** Start of Exercise data **

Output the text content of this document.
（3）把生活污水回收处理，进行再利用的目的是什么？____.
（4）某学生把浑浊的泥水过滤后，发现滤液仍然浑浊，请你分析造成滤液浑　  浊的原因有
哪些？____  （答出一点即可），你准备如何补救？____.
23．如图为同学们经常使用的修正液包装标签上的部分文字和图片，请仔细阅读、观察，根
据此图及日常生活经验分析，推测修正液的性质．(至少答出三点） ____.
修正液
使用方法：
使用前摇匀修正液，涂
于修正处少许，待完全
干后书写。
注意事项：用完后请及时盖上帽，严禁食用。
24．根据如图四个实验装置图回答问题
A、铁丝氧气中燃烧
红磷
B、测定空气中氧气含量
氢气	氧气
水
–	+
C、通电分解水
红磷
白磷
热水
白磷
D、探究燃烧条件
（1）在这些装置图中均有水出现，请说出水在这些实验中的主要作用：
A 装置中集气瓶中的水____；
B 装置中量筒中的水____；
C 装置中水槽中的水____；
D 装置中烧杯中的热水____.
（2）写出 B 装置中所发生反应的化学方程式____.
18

** End of Exercise data **

* [Prompt]: Reproduce each record exactly as it appears.

* [The output]:
Output the text content of this document.
（3）把生活污水回收处理，进行再利用的目的是什么？____.
（4）某学生把浑浊的泥水过滤后，发现滤液仍然浑浊，请你分析造成滤液浑　  浊的原因有
哪些？____  （答出一点即可），你准备如何补救？____.
23．如图为同学们经常使用的修正液包装标签上的部分文字和图片，请仔细阅读、观察，根
据此图及日常生活经验分析，推测修正液的性质．(至少答出三点） ____.
修正液
使用方法：
使用前摇匀修正液，涂
于修正处少许，待完全
干后书写。
注意事项：用完后请及时盖上帽，严禁食用。
24．根据如图四个实验装置图回答问题
A、铁丝氧气中燃烧
红磷
B、测定空气中氧气含量
氢气	氧气
水
–	+
C、通电分解水
红磷
白磷
热水
白磷
D、探究燃烧条件
（1）在这些装置图中均有水出现，请说出水在这些实验中的主要作用：
A 装置中集气瓶中的水____；
B 装置中量筒中的水____；
C 装置中水槽中的水____；
D 装置中烧杯中的热水____.
（2）写出 B 装置中所发生反应的化学方程式____.
18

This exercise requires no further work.